Problems and tasks:
**1.** List every username that appears as a post header in the newt forum thread, naming each one only once.
**2.** Reproduce the newt forum thread from "Contrary to popular" up to and including "(Jun 21, 2010)", replacing "newts" with "salamanders".

++++ Study text ++++

# Found a newt - where to relocate?



## tomcannon (Jan 2, 2008)

My dog just found this newt by the back door. I don't quite understand how he has got there. I'm guessing all this rain has caused some confusion. There is no river close that I am aware of so don't know where he's come from. There a lovely wildlife board walk a short drive from me with a river and thriving wildlife. I assume this would be a good place to relocate him? I obviously won't be able to get him there until tomorrow so I've put him in a spare rub, I've added a water bowl and hide. Anything else I should put in?

Just thought I'd check, be nice to get this little fella back somewhere safe! Here he is:










Tom.


----------



## 955i (Aug 17, 2007)

Just put it back in your garden. It will be fine


----------



## tomcannon (Jan 2, 2008)

Okey dokey. Will do first thing tomorrow. Cheers.


----------



## bothrops (Jan 7, 2007)

Contrary to popular belief newts spend the majority of their adult life on land. They can walk a long way from water over their terrestrial life stage. They only return to the water for breeding.


----------



## Stephen Nelson (Jun 21, 2010)

More than likely lives in a small pond locally that you are unaware of. I would just return him to the garden like everyone else has said. A river is not the ideal setting for a newt as newts prefer standing water to flowing water. I think it's actually illegal to release them anywhere except where you found them anyway. I'm sure she/he'll be fine : victory:


----------



## Ron Magpie (Oct 11, 2009)

++++ Exercise data ++++

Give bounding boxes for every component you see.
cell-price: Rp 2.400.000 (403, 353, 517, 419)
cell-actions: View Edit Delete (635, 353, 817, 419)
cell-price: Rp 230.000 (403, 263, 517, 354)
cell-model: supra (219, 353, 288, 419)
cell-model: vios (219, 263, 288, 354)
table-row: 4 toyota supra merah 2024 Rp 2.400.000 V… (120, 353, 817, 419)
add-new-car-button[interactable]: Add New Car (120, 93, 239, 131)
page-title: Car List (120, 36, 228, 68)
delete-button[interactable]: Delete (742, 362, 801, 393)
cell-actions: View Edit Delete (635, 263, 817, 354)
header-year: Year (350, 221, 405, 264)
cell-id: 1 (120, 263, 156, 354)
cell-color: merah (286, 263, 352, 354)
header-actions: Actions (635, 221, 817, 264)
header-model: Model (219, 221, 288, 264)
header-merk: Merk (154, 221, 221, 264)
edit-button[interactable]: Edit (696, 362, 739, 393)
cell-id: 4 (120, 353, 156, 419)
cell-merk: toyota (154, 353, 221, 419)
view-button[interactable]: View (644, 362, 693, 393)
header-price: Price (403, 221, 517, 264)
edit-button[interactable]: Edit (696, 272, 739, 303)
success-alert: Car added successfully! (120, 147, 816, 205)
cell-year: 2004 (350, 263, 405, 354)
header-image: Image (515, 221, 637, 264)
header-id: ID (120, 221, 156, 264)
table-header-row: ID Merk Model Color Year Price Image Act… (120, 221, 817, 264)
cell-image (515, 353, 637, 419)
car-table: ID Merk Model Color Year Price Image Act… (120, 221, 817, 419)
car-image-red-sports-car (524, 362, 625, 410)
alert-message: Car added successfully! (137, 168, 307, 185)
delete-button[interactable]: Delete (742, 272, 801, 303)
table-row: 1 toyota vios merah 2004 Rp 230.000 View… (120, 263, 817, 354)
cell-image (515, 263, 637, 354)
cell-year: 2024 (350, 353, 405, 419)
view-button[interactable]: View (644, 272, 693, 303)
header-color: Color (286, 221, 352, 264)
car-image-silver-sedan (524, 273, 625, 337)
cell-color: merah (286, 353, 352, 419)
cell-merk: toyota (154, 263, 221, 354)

++++

Answers to each task:
**1.** tomcannon, 955i, bothrops, Stephen Nelson, Ron Magpie

**2.**
Contrary to popular belief salamanders spend the majority of their adult life on land. They can walk a long way from water over their terrestrial life stage. They only return to the water for breeding.


----------



## Stephen Nelson (Jun 21, 2010)